* _Extracted data entries_:

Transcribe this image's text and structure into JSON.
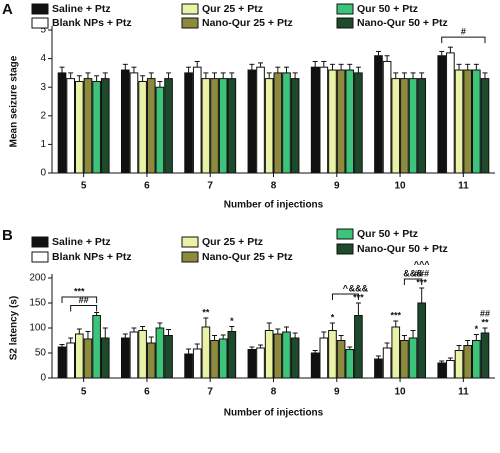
{
  "chart_data": [
    {
      "type": "bar",
      "panel_label": "A",
      "y_label": "Mean seizure stage",
      "x_label": "Number of injections",
      "categories": [
        "5",
        "6",
        "7",
        "8",
        "9",
        "10",
        "11"
      ],
      "ylim": [
        0,
        5
      ],
      "yticks": [
        0,
        1,
        2,
        3,
        4,
        5
      ],
      "series": [
        {
          "name": "Saline + Ptz",
          "color": "#111111",
          "values": [
            3.5,
            3.6,
            3.5,
            3.6,
            3.7,
            4.1,
            4.1
          ],
          "errors": [
            0.2,
            0.2,
            0.2,
            0.2,
            0.2,
            0.15,
            0.15
          ]
        },
        {
          "name": "Blank NPs + Ptz",
          "color": "#ffffff",
          "values": [
            3.3,
            3.5,
            3.7,
            3.7,
            3.7,
            3.9,
            4.2
          ],
          "errors": [
            0.2,
            0.2,
            0.2,
            0.15,
            0.2,
            0.2,
            0.2
          ]
        },
        {
          "name": "Qur 25 + Ptz",
          "color": "#eaf2a6",
          "values": [
            3.2,
            3.2,
            3.3,
            3.3,
            3.6,
            3.3,
            3.6
          ],
          "errors": [
            0.2,
            0.2,
            0.2,
            0.2,
            0.2,
            0.2,
            0.2
          ]
        },
        {
          "name": "Nano-Qur 25 + Ptz",
          "color": "#8c8a3c",
          "values": [
            3.3,
            3.3,
            3.3,
            3.5,
            3.6,
            3.3,
            3.6
          ],
          "errors": [
            0.2,
            0.2,
            0.2,
            0.2,
            0.2,
            0.2,
            0.2
          ]
        },
        {
          "name": "Qur 50 + Ptz",
          "color": "#3cc47a",
          "values": [
            3.2,
            3.0,
            3.3,
            3.5,
            3.6,
            3.3,
            3.6
          ],
          "errors": [
            0.2,
            0.2,
            0.2,
            0.2,
            0.2,
            0.2,
            0.2
          ]
        },
        {
          "name": "Nano-Qur 50 + Ptz",
          "color": "#1d4a2a",
          "values": [
            3.3,
            3.3,
            3.3,
            3.3,
            3.5,
            3.3,
            3.3
          ],
          "errors": [
            0.2,
            0.2,
            0.2,
            0.2,
            0.2,
            0.2,
            0.2
          ]
        }
      ],
      "annotations": [
        "#"
      ]
    },
    {
      "type": "bar",
      "panel_label": "B",
      "y_label": "S2 latency (s)",
      "x_label": "Number of injections",
      "categories": [
        "5",
        "6",
        "7",
        "8",
        "9",
        "10",
        "11"
      ],
      "ylim": [
        0,
        200
      ],
      "yticks": [
        0,
        50,
        100,
        150,
        200
      ],
      "series": [
        {
          "name": "Saline + Ptz",
          "color": "#111111",
          "values": [
            62,
            80,
            48,
            57,
            50,
            38,
            30
          ],
          "errors": [
            5,
            8,
            10,
            5,
            5,
            6,
            4
          ]
        },
        {
          "name": "Blank NPs + Ptz",
          "color": "#ffffff",
          "values": [
            70,
            92,
            58,
            60,
            80,
            60,
            35
          ],
          "errors": [
            10,
            8,
            10,
            6,
            12,
            10,
            5
          ]
        },
        {
          "name": "Qur 25 + Ptz",
          "color": "#eaf2a6",
          "values": [
            88,
            95,
            102,
            95,
            95,
            102,
            55
          ],
          "errors": [
            10,
            8,
            18,
            15,
            15,
            12,
            10
          ]
        },
        {
          "name": "Nano-Qur 25 + Ptz",
          "color": "#8c8a3c",
          "values": [
            78,
            70,
            75,
            88,
            75,
            75,
            65
          ],
          "errors": [
            15,
            12,
            10,
            10,
            10,
            10,
            10
          ]
        },
        {
          "name": "Qur 50 + Ptz",
          "color": "#3cc47a",
          "values": [
            125,
            100,
            78,
            92,
            57,
            80,
            75
          ],
          "errors": [
            6,
            10,
            8,
            10,
            5,
            15,
            12
          ]
        },
        {
          "name": "Nano-Qur 50 + Ptz",
          "color": "#1d4a2a",
          "values": [
            80,
            85,
            93,
            80,
            125,
            150,
            90
          ],
          "errors": [
            20,
            12,
            10,
            10,
            25,
            30,
            10
          ]
        }
      ],
      "annotations": [
        "***",
        "##",
        "**",
        "*",
        "*",
        "^",
        "&&&",
        "***",
        "***",
        "&&&",
        "^^^",
        "###",
        "***",
        "*",
        "##",
        "**"
      ]
    }
  ]
}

* _Your task_: Transcribe the whole listing exactly. Pictures stay out of your copy.

* _Written answer_:
Transcribe this image's text and structure into JSON.
{
  "chart_data": [
    {
      "type": "bar",
      "panel_label": "A",
      "y_label": "Mean seizure stage",
      "x_label": "Number of injections",
      "categories": [
        "5",
        "6",
        "7",
        "8",
        "9",
        "10",
        "11"
      ],
      "ylim": [
        0,
        5
      ],
      "yticks": [
        0,
        1,
        2,
        3,
        4,
        5
      ],
      "series": [
        {
          "name": "Saline + Ptz",
          "color": "#111111",
          "values": [
            3.5,
            3.6,
            3.5,
            3.6,
            3.7,
            4.1,
            4.1
          ],
          "errors": [
            0.2,
            0.2,
            0.2,
            0.2,
            0.2,
            0.15,
            0.15
          ]
        },
        {
          "name": "Blank NPs + Ptz",
          "color": "#ffffff",
          "values": [
            3.3,
            3.5,
            3.7,
            3.7,
            3.7,
            3.9,
            4.2
          ],
          "errors": [
            0.2,
            0.2,
            0.2,
            0.15,
            0.2,
            0.2,
            0.2
          ]
        },
        {
          "name": "Qur 25 + Ptz",
          "color": "#eaf2a6",
          "values": [
            3.2,
            3.2,
            3.3,
            3.3,
            3.6,
            3.3,
            3.6
          ],
          "errors": [
            0.2,
            0.2,
            0.2,
            0.2,
            0.2,
            0.2,
            0.2
          ]
        },
        {
          "name": "Nano-Qur 25 + Ptz",
          "color": "#8c8a3c",
          "values": [
            3.3,
            3.3,
            3.3,
            3.5,
            3.6,
            3.3,
            3.6
          ],
          "errors": [
            0.2,
            0.2,
            0.2,
            0.2,
            0.2,
            0.2,
            0.2
          ]
        },
        {
          "name": "Qur 50 + Ptz",
          "color": "#3cc47a",
          "values": [
            3.2,
            3.0,
            3.3,
            3.5,
            3.6,
            3.3,
            3.6
          ],
          "errors": [
            0.2,
            0.2,
            0.2,
            0.2,
            0.2,
            0.2,
            0.2
          ]
        },
        {
          "name": "Nano-Qur 50 + Ptz",
          "color": "#1d4a2a",
          "values": [
            3.3,
            3.3,
            3.3,
            3.3,
            3.5,
            3.3,
            3.3
          ],
          "errors": [
            0.2,
            0.2,
            0.2,
            0.2,
            0.2,
            0.2,
            0.2
          ]
        }
      ],
      "annotations": [
        "#"
      ]
    },
    {
      "type": "bar",
      "panel_label": "B",
      "y_label": "S2 latency (s)",
      "x_label": "Number of injections",
      "categories": [
        "5",
        "6",
        "7",
        "8",
        "9",
        "10",
        "11"
      ],
      "ylim": [
        0,
        200
      ],
      "yticks": [
        0,
        50,
        100,
        150,
        200
      ],
      "series": [
        {
          "name": "Saline + Ptz",
          "color": "#111111",
          "values": [
            62,
            80,
            48,
            57,
            50,
            38,
            30
          ],
          "errors": [
            5,
            8,
            10,
            5,
            5,
            6,
            4
          ]
        },
        {
          "name": "Blank NPs + Ptz",
          "color": "#ffffff",
          "values": [
            70,
            92,
            58,
            60,
            80,
            60,
            35
          ],
          "errors": [
            10,
            8,
            10,
            6,
            12,
            10,
            5
          ]
        },
        {
          "name": "Qur 25 + Ptz",
          "color": "#eaf2a6",
          "values": [
            88,
            95,
            102,
            95,
            95,
            102,
            55
          ],
          "errors": [
            10,
            8,
            18,
            15,
            15,
            12,
            10
          ]
        },
        {
          "name": "Nano-Qur 25 + Ptz",
          "color": "#8c8a3c",
          "values": [
            78,
            70,
            75,
            88,
            75,
            75,
            65
          ],
          "errors": [
            15,
            12,
            10,
            10,
            10,
            10,
            10
          ]
        },
        {
          "name": "Qur 50 + Ptz",
          "color": "#3cc47a",
          "values": [
            125,
            100,
            78,
            92,
            57,
            80,
            75
          ],
          "errors": [
            6,
            10,
            8,
            10,
            5,
            15,
            12
          ]
        },
        {
          "name": "Nano-Qur 50 + Ptz",
          "color": "#1d4a2a",
          "values": [
            80,
            85,
            93,
            80,
            125,
            150,
            90
          ],
          "errors": [
            20,
            12,
            10,
            10,
            25,
            30,
            10
          ]
        }
      ],
      "annotations": [
        "***",
        "##",
        "**",
        "*",
        "*",
        "^",
        "&&&",
        "***",
        "***",
        "&&&",
        "^^^",
        "###",
        "***",
        "*",
        "##",
        "**"
      ]
    }
  ]
}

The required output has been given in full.